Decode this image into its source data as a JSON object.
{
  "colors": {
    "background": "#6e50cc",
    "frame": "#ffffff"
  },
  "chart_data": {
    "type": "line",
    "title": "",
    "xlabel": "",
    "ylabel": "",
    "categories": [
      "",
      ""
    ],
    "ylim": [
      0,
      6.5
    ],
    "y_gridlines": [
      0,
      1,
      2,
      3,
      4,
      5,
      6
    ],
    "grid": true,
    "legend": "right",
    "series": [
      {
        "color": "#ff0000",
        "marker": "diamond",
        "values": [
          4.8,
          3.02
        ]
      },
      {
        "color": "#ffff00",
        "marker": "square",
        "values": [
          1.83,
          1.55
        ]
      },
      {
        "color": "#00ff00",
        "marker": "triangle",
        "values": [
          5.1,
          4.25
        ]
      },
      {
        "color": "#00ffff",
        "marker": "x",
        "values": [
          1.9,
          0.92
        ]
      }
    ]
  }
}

———

WRITTEN REQUEST: Search the data above for lines holding "marker" and copy each of them.

EXERCISE OUTPUT:
        "marker": "diamond",
        "marker": "square",
        "marker": "triangle",
        "marker": "x",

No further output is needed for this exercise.